A run of records
##########

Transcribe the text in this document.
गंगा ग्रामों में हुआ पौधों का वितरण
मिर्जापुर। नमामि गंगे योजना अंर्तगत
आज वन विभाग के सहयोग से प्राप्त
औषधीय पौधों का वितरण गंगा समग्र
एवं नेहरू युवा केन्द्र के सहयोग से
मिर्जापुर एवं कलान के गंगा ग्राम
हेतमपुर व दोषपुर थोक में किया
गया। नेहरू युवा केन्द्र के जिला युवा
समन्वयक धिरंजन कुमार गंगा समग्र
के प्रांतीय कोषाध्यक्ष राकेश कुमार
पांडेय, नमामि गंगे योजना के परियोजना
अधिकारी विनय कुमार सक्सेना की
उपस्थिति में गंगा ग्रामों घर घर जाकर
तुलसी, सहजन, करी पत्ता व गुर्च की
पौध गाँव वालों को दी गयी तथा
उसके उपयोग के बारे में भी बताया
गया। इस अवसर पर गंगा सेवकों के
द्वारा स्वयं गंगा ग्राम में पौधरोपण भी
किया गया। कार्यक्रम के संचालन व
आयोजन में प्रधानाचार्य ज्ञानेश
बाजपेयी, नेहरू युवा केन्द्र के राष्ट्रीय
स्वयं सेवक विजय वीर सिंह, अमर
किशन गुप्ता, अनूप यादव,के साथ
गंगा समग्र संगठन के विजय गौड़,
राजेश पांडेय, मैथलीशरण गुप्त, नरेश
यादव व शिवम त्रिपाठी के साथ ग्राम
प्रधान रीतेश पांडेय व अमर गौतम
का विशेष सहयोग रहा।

##########

Faithfully copy every entry, leaving nothing out.

Transcribe the text in this document.
गंगा ग्रामों में हुआ पौधों का वितरण
मिर्जापुर। नमामि गंगे योजना अंर्तगत
आज वन विभाग के सहयोग से प्राप्त
औषधीय पौधों का वितरण गंगा समग्र
एवं नेहरू युवा केन्द्र के सहयोग से
मिर्जापुर एवं कलान के गंगा ग्राम
हेतमपुर व दोषपुर थोक में किया
गया। नेहरू युवा केन्द्र के जिला युवा
समन्वयक धिरंजन कुमार गंगा समग्र
के प्रांतीय कोषाध्यक्ष राकेश कुमार
पांडेय, नमामि गंगे योजना के परियोजना
अधिकारी विनय कुमार सक्सेना की
उपस्थिति में गंगा ग्रामों घर घर जाकर
तुलसी, सहजन, करी पत्ता व गुर्च की
पौध गाँव वालों को दी गयी तथा
उसके उपयोग के बारे में भी बताया
गया। इस अवसर पर गंगा सेवकों के
द्वारा स्वयं गंगा ग्राम में पौधरोपण भी
किया गया। कार्यक्रम के संचालन व
आयोजन में प्रधानाचार्य ज्ञानेश
बाजपेयी, नेहरू युवा केन्द्र के राष्ट्रीय
स्वयं सेवक विजय वीर सिंह, अमर
किशन गुप्ता, अनूप यादव,के साथ
गंगा समग्र संगठन के विजय गौड़,
राजेश पांडेय, मैथलीशरण गुप्त, नरेश
यादव व शिवम त्रिपाठी के साथ ग्राम
प्रधान रीतेश पांडेय व अमर गौतम
का विशेष सहयोग रहा।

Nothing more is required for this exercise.